# Supplied records start

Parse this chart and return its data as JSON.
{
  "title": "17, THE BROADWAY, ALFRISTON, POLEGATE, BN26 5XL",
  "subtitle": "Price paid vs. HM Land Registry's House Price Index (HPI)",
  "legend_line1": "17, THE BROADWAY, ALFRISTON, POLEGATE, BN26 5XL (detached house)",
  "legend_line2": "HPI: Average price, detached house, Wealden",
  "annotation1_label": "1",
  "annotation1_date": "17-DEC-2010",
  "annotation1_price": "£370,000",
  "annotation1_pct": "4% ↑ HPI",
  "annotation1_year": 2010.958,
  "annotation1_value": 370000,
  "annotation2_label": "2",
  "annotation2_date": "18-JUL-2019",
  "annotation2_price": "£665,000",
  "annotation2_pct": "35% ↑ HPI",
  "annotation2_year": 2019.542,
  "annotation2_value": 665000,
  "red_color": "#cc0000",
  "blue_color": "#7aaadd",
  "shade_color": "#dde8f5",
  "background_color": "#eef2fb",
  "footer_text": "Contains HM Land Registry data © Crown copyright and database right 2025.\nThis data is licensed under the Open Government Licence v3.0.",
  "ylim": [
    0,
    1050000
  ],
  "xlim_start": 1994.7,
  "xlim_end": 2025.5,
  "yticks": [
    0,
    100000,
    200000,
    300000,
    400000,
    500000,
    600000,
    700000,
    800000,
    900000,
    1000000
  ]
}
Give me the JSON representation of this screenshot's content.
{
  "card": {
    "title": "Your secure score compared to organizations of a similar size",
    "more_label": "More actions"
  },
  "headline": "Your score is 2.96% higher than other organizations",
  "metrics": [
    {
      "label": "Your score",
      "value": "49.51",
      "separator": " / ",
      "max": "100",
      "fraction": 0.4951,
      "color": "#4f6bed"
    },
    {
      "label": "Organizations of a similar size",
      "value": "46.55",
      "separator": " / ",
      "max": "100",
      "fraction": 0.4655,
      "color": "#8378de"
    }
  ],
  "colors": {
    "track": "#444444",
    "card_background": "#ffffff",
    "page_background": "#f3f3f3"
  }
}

# Supplied records end

• The task
Return every line of the material exactly.

• Exercise result
Parse this chart and return its data as JSON.
{
  "title": "17, THE BROADWAY, ALFRISTON, POLEGATE, BN26 5XL",
  "subtitle": "Price paid vs. HM Land Registry's House Price Index (HPI)",
  "legend_line1": "17, THE BROADWAY, ALFRISTON, POLEGATE, BN26 5XL (detached house)",
  "legend_line2": "HPI: Average price, detached house, Wealden",
  "annotation1_label": "1",
  "annotation1_date": "17-DEC-2010",
  "annotation1_price": "£370,000",
  "annotation1_pct": "4% ↑ HPI",
  "annotation1_year": 2010.958,
  "annotation1_value": 370000,
  "annotation2_label": "2",
  "annotation2_date": "18-JUL-2019",
  "annotation2_price": "£665,000",
  "annotation2_pct": "35% ↑ HPI",
  "annotation2_year": 2019.542,
  "annotation2_value": 665000,
  "red_color": "#cc0000",
  "blue_color": "#7aaadd",
  "shade_color": "#dde8f5",
  "background_color": "#eef2fb",
  "footer_text": "Contains HM Land Registry data © Crown copyright and database right 2025.\nThis data is licensed under the Open Government Licence v3.0.",
  "ylim": [
    0,
    1050000
  ],
  "xlim_start": 1994.7,
  "xlim_end": 2025.5,
  "yticks": [
    0,
    100000,
    200000,
    300000,
    400000,
    500000,
    600000,
    700000,
    800000,
    900000,
    1000000
  ]
}
Give me the JSON representation of this screenshot's content.
{
  "card": {
    "title": "Your secure score compared to organizations of a similar size",
    "more_label": "More actions"
  },
  "headline": "Your score is 2.96% higher than other organizations",
  "metrics": [
    {
      "label": "Your score",
      "value": "49.51",
      "separator": " / ",
      "max": "100",
      "fraction": 0.4951,
      "color": "#4f6bed"
    },
    {
      "label": "Organizations of a similar size",
      "value": "46.55",
      "separator": " / ",
      "max": "100",
      "fraction": 0.4655,
      "color": "#8378de"
    }
  ],
  "colors": {
    "track": "#444444",
    "card_background": "#ffffff",
    "page_background": "#f3f3f3"
  }
}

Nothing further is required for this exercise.